[Collected data]
▼
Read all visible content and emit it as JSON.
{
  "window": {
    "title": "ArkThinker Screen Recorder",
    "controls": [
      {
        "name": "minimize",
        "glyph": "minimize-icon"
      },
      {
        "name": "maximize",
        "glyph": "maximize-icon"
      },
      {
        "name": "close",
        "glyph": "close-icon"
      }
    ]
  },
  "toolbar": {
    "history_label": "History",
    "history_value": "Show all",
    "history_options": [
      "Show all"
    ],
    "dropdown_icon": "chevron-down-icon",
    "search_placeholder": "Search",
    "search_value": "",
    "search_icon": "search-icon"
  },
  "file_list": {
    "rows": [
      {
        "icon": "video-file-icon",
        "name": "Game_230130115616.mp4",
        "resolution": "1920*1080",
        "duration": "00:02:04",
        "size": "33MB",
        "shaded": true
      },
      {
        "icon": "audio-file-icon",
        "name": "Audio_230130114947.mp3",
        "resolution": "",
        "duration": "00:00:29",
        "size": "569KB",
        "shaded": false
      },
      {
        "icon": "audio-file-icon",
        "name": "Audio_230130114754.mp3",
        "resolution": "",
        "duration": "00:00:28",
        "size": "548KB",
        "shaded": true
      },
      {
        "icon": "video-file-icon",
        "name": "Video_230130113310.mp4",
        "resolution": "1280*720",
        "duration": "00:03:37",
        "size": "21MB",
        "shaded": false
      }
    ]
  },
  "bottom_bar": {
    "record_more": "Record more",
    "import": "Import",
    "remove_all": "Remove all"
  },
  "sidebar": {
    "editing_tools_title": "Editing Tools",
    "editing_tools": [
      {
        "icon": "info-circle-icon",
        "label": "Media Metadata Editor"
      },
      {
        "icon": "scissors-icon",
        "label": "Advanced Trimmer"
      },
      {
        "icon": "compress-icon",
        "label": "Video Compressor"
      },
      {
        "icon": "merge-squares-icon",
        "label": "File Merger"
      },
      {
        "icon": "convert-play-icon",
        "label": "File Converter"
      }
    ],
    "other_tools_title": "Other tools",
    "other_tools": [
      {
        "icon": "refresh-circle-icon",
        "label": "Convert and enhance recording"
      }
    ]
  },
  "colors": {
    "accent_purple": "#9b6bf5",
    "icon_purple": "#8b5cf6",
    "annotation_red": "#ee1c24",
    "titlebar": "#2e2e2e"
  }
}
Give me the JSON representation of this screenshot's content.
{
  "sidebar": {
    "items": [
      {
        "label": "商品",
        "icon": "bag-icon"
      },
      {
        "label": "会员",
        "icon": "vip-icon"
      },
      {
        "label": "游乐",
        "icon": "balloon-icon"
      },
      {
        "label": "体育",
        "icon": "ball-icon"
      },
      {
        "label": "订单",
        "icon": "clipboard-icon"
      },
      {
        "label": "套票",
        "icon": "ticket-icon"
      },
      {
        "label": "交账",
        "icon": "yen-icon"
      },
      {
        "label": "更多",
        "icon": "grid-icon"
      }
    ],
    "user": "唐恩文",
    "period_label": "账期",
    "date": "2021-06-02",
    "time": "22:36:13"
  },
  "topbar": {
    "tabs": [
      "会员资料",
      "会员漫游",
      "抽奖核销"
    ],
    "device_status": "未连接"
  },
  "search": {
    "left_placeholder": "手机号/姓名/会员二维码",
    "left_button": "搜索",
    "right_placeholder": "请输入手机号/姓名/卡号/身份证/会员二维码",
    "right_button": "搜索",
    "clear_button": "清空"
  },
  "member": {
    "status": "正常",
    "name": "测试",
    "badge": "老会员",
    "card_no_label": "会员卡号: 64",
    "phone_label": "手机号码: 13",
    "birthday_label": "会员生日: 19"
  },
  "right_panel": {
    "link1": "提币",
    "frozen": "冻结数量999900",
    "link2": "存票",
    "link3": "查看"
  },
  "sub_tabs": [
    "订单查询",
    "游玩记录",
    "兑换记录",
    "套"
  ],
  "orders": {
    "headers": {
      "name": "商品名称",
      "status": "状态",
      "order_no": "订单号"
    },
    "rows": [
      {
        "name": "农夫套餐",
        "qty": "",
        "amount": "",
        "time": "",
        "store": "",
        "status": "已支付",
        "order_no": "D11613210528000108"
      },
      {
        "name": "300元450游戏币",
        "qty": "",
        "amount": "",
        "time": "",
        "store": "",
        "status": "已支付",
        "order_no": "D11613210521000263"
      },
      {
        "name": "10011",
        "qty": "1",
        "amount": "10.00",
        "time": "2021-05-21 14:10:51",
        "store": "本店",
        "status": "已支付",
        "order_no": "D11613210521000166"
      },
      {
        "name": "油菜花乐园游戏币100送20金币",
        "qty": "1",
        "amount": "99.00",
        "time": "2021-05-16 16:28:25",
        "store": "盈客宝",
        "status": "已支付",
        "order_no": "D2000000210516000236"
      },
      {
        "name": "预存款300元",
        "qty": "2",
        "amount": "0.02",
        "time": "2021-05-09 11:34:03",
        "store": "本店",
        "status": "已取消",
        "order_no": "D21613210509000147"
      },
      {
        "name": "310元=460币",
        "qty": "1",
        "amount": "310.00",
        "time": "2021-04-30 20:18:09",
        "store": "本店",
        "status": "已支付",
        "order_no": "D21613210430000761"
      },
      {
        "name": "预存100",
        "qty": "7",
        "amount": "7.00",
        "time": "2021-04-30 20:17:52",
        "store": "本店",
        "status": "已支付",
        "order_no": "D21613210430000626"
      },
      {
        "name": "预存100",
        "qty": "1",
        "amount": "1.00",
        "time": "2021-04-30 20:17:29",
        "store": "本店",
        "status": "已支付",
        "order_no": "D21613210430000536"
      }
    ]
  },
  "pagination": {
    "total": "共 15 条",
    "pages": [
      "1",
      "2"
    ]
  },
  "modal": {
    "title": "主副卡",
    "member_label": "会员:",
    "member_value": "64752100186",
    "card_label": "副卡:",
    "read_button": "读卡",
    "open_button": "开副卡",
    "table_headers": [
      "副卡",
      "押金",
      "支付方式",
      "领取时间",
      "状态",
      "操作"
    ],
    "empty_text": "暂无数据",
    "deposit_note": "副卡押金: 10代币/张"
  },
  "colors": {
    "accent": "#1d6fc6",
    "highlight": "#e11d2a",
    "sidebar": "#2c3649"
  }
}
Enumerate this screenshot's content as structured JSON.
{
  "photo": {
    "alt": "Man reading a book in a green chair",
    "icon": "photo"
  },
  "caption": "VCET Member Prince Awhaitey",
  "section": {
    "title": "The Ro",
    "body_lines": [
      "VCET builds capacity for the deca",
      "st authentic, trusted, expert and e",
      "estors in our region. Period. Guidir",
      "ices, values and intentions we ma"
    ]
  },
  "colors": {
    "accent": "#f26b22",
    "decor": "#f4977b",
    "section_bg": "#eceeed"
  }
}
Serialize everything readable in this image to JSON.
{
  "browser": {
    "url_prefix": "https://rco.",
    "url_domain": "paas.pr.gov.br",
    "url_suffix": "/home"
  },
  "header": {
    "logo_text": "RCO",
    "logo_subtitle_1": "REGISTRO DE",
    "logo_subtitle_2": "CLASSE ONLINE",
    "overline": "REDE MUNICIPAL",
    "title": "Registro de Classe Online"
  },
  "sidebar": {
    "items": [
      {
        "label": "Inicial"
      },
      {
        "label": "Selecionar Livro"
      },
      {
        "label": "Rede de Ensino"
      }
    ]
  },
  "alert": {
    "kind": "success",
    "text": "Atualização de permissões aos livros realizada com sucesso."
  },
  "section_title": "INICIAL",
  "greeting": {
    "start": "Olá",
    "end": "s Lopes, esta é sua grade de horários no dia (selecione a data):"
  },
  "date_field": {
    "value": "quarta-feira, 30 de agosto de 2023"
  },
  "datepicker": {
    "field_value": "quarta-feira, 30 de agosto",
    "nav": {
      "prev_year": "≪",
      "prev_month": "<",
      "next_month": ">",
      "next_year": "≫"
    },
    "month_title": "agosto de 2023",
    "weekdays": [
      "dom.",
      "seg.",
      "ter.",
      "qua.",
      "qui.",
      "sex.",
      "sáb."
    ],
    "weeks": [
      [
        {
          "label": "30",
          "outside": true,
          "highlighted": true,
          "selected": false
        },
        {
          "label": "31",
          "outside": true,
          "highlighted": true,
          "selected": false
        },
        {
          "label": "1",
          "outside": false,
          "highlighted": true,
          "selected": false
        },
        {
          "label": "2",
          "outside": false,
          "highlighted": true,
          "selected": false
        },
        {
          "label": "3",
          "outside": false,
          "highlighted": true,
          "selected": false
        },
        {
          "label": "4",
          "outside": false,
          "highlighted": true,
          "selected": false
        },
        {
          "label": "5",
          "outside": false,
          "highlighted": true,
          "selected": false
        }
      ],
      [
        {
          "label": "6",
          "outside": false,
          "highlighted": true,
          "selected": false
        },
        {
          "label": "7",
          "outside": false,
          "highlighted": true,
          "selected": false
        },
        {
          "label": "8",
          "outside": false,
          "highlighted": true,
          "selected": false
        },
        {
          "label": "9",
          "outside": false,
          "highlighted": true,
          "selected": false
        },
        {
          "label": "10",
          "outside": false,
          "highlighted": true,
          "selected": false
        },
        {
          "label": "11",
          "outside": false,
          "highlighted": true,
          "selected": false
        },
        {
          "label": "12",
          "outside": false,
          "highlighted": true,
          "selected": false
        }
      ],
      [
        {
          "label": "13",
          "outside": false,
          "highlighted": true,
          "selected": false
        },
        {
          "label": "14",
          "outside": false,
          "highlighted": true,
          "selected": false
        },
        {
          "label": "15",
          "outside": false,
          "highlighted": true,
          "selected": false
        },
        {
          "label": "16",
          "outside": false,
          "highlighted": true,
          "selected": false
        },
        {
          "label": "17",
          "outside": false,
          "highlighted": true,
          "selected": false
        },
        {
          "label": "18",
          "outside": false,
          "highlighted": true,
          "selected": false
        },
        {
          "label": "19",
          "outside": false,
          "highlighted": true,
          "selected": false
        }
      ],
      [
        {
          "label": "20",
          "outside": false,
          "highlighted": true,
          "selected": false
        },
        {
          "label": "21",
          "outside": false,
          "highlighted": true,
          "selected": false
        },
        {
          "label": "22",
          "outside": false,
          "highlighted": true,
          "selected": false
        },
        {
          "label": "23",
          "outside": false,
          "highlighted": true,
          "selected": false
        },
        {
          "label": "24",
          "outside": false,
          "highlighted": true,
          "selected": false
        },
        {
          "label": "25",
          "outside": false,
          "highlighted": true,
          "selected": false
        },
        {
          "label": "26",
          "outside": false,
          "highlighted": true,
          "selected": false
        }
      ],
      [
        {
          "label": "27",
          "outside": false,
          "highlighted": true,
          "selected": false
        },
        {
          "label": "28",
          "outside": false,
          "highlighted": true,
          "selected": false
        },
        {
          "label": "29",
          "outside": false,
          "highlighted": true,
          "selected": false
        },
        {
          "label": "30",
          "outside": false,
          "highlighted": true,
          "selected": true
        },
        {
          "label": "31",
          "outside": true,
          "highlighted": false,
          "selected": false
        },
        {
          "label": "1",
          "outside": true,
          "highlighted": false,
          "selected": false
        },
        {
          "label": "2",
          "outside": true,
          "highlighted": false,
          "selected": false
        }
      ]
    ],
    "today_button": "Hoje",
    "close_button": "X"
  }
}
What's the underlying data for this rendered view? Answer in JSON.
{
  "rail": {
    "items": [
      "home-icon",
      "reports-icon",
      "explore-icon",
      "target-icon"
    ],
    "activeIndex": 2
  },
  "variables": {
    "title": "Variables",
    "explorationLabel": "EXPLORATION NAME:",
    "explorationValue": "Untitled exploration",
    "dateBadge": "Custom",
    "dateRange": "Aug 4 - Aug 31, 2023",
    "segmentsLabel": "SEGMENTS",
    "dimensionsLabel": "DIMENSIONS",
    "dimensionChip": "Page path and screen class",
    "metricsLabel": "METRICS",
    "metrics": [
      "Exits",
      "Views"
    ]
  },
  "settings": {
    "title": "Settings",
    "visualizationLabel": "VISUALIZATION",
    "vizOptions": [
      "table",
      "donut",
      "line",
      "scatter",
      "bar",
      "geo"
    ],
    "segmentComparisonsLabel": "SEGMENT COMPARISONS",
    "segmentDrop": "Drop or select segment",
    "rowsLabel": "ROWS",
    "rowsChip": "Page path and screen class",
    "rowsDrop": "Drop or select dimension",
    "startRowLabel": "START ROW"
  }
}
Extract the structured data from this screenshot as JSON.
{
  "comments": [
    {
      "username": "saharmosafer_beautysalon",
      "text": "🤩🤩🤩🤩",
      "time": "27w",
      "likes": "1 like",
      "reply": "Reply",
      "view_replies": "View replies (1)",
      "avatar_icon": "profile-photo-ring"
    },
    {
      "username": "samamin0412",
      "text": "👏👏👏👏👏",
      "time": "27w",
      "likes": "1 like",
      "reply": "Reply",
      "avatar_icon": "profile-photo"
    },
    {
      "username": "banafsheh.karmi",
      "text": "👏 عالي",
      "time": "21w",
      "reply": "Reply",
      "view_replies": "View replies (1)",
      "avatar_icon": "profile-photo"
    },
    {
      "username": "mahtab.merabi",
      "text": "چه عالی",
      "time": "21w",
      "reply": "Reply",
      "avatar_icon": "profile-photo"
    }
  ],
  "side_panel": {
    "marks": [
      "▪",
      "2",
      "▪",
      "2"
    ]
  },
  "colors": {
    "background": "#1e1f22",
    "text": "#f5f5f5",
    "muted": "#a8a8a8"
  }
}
▲
Show, from the listing above, each line that contains the word "content".

## The result
Read all visible content and emit it as JSON.
Give me the JSON representation of this screenshot's content.
Enumerate this screenshot's content as structured JSON.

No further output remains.